Extracted records:
• • •

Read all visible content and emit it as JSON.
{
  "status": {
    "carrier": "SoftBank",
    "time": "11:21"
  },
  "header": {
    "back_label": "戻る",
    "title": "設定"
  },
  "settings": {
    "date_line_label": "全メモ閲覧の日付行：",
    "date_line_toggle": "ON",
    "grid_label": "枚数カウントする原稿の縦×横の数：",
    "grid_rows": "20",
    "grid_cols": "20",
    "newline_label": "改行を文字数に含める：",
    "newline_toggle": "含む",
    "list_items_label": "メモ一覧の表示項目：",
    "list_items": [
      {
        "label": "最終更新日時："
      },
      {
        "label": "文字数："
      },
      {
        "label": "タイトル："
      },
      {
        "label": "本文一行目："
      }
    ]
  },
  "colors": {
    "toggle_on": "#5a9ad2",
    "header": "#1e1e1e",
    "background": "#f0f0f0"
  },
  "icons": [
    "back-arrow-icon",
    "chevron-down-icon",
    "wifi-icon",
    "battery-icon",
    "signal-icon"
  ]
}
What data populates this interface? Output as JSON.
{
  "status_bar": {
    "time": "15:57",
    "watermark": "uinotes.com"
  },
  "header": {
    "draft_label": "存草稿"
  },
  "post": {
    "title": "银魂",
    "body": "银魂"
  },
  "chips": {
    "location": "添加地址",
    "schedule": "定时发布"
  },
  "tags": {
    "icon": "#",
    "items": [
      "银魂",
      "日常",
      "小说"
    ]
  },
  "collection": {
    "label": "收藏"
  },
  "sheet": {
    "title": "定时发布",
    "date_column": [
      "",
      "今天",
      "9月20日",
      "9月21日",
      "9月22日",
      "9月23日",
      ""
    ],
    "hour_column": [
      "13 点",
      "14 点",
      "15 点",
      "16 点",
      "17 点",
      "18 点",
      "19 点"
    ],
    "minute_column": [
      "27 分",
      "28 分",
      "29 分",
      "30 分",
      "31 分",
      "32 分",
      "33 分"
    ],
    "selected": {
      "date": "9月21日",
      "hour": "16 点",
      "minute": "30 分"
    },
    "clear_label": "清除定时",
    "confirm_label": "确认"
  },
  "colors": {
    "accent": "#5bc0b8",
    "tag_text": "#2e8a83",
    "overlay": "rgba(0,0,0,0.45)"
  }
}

• • •

▶ [What you need to do]
Print all of the entries again, exactly as written.

▶ [Answer below]
Read all visible content and emit it as JSON.
{
  "status": {
    "carrier": "SoftBank",
    "time": "11:21"
  },
  "header": {
    "back_label": "戻る",
    "title": "設定"
  },
  "settings": {
    "date_line_label": "全メモ閲覧の日付行：",
    "date_line_toggle": "ON",
    "grid_label": "枚数カウントする原稿の縦×横の数：",
    "grid_rows": "20",
    "grid_cols": "20",
    "newline_label": "改行を文字数に含める：",
    "newline_toggle": "含む",
    "list_items_label": "メモ一覧の表示項目：",
    "list_items": [
      {
        "label": "最終更新日時："
      },
      {
        "label": "文字数："
      },
      {
        "label": "タイトル："
      },
      {
        "label": "本文一行目："
      }
    ]
  },
  "colors": {
    "toggle_on": "#5a9ad2",
    "header": "#1e1e1e",
    "background": "#f0f0f0"
  },
  "icons": [
    "back-arrow-icon",
    "chevron-down-icon",
    "wifi-icon",
    "battery-icon",
    "signal-icon"
  ]
}
What data populates this interface? Output as JSON.
{
  "status_bar": {
    "time": "15:57",
    "watermark": "uinotes.com"
  },
  "header": {
    "draft_label": "存草稿"
  },
  "post": {
    "title": "银魂",
    "body": "银魂"
  },
  "chips": {
    "location": "添加地址",
    "schedule": "定时发布"
  },
  "tags": {
    "icon": "#",
    "items": [
      "银魂",
      "日常",
      "小说"
    ]
  },
  "collection": {
    "label": "收藏"
  },
  "sheet": {
    "title": "定时发布",
    "date_column": [
      "",
      "今天",
      "9月20日",
      "9月21日",
      "9月22日",
      "9月23日",
      ""
    ],
    "hour_column": [
      "13 点",
      "14 点",
      "15 点",
      "16 点",
      "17 点",
      "18 点",
      "19 点"
    ],
    "minute_column": [
      "27 分",
      "28 分",
      "29 分",
      "30 分",
      "31 分",
      "32 分",
      "33 分"
    ],
    "selected": {
      "date": "9月21日",
      "hour": "16 点",
      "minute": "30 分"
    },
    "clear_label": "清除定时",
    "confirm_label": "确认"
  },
  "colors": {
    "accent": "#5bc0b8",
    "tag_text": "#2e8a83",
    "overlay": "rgba(0,0,0,0.45)"
  }
}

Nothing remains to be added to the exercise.